WORK TO COMPLETE →
Take the entries below and print all of them exactly, please.

——

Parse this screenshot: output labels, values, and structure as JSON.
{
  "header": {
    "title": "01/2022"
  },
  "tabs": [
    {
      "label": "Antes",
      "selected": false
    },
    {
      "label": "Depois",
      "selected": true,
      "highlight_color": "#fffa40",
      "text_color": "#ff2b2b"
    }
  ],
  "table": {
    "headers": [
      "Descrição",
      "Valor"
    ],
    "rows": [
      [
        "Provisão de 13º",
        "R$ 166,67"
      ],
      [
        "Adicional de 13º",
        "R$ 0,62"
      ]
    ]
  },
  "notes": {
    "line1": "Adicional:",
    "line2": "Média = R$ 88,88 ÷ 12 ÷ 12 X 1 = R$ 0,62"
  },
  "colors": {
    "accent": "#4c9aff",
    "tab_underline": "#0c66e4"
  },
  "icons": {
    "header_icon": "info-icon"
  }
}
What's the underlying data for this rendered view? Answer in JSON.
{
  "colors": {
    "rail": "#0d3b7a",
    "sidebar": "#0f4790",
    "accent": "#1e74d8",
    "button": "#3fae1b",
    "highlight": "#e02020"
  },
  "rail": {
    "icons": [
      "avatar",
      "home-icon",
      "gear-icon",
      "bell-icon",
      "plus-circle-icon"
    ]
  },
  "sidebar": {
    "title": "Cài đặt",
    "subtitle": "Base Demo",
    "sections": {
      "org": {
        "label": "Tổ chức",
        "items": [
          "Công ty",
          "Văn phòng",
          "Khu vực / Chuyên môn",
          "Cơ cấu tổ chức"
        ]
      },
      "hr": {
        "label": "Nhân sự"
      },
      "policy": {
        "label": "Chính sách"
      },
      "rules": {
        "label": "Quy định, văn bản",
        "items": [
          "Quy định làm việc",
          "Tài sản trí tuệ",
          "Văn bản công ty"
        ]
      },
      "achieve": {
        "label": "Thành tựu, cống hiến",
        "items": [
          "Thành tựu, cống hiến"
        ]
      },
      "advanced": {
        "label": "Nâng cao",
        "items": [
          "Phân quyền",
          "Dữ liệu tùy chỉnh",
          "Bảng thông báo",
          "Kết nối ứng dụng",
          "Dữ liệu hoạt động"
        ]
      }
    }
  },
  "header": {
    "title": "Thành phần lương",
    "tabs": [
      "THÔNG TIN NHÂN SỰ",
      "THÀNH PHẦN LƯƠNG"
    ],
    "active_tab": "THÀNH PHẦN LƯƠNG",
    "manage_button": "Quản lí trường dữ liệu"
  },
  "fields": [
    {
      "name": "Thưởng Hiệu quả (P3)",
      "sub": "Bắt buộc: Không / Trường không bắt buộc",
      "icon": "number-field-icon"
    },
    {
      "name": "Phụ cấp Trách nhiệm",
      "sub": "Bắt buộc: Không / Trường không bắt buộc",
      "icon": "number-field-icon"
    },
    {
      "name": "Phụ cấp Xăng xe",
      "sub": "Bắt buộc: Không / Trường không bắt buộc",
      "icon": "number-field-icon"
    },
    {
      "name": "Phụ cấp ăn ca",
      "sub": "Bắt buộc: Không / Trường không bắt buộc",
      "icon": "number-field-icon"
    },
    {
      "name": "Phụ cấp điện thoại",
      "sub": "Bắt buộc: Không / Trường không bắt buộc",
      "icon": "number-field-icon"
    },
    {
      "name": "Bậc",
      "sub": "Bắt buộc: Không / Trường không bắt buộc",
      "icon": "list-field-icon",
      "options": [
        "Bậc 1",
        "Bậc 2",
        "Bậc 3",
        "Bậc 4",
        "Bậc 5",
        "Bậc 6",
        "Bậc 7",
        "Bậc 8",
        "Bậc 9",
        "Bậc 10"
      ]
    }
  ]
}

——

ANSWER →
Parse this screenshot: output labels, values, and structure as JSON.
{
  "header": {
    "title": "01/2022"
  },
  "tabs": [
    {
      "label": "Antes",
      "selected": false
    },
    {
      "label": "Depois",
      "selected": true,
      "highlight_color": "#fffa40",
      "text_color": "#ff2b2b"
    }
  ],
  "table": {
    "headers": [
      "Descrição",
      "Valor"
    ],
    "rows": [
      [
        "Provisão de 13º",
        "R$ 166,67"
      ],
      [
        "Adicional de 13º",
        "R$ 0,62"
      ]
    ]
  },
  "notes": {
    "line1": "Adicional:",
    "line2": "Média = R$ 88,88 ÷ 12 ÷ 12 X 1 = R$ 0,62"
  },
  "colors": {
    "accent": "#4c9aff",
    "tab_underline": "#0c66e4"
  },
  "icons": {
    "header_icon": "info-icon"
  }
}
What's the underlying data for this rendered view? Answer in JSON.
{
  "colors": {
    "rail": "#0d3b7a",
    "sidebar": "#0f4790",
    "accent": "#1e74d8",
    "button": "#3fae1b",
    "highlight": "#e02020"
  },
  "rail": {
    "icons": [
      "avatar",
      "home-icon",
      "gear-icon",
      "bell-icon",
      "plus-circle-icon"
    ]
  },
  "sidebar": {
    "title": "Cài đặt",
    "subtitle": "Base Demo",
    "sections": {
      "org": {
        "label": "Tổ chức",
        "items": [
          "Công ty",
          "Văn phòng",
          "Khu vực / Chuyên môn",
          "Cơ cấu tổ chức"
        ]
      },
      "hr": {
        "label": "Nhân sự"
      },
      "policy": {
        "label": "Chính sách"
      },
      "rules": {
        "label": "Quy định, văn bản",
        "items": [
          "Quy định làm việc",
          "Tài sản trí tuệ",
          "Văn bản công ty"
        ]
      },
      "achieve": {
        "label": "Thành tựu, cống hiến",
        "items": [
          "Thành tựu, cống hiến"
        ]
      },
      "advanced": {
        "label": "Nâng cao",
        "items": [
          "Phân quyền",
          "Dữ liệu tùy chỉnh",
          "Bảng thông báo",
          "Kết nối ứng dụng",
          "Dữ liệu hoạt động"
        ]
      }
    }
  },
  "header": {
    "title": "Thành phần lương",
    "tabs": [
      "THÔNG TIN NHÂN SỰ",
      "THÀNH PHẦN LƯƠNG"
    ],
    "active_tab": "THÀNH PHẦN LƯƠNG",
    "manage_button": "Quản lí trường dữ liệu"
  },
  "fields": [
    {
      "name": "Thưởng Hiệu quả (P3)",
      "sub": "Bắt buộc: Không / Trường không bắt buộc",
      "icon": "number-field-icon"
    },
    {
      "name": "Phụ cấp Trách nhiệm",
      "sub": "Bắt buộc: Không / Trường không bắt buộc",
      "icon": "number-field-icon"
    },
    {
      "name": "Phụ cấp Xăng xe",
      "sub": "Bắt buộc: Không / Trường không bắt buộc",
      "icon": "number-field-icon"
    },
    {
      "name": "Phụ cấp ăn ca",
      "sub": "Bắt buộc: Không / Trường không bắt buộc",
      "icon": "number-field-icon"
    },
    {
      "name": "Phụ cấp điện thoại",
      "sub": "Bắt buộc: Không / Trường không bắt buộc",
      "icon": "number-field-icon"
    },
    {
      "name": "Bậc",
      "sub": "Bắt buộc: Không / Trường không bắt buộc",
      "icon": "list-field-icon",
      "options": [
        "Bậc 1",
        "Bậc 2",
        "Bậc 3",
        "Bậc 4",
        "Bậc 5",
        "Bậc 6",
        "Bậc 7",
        "Bậc 8",
        "Bậc 9",
        "Bậc 10"
      ]
    }
  ]
}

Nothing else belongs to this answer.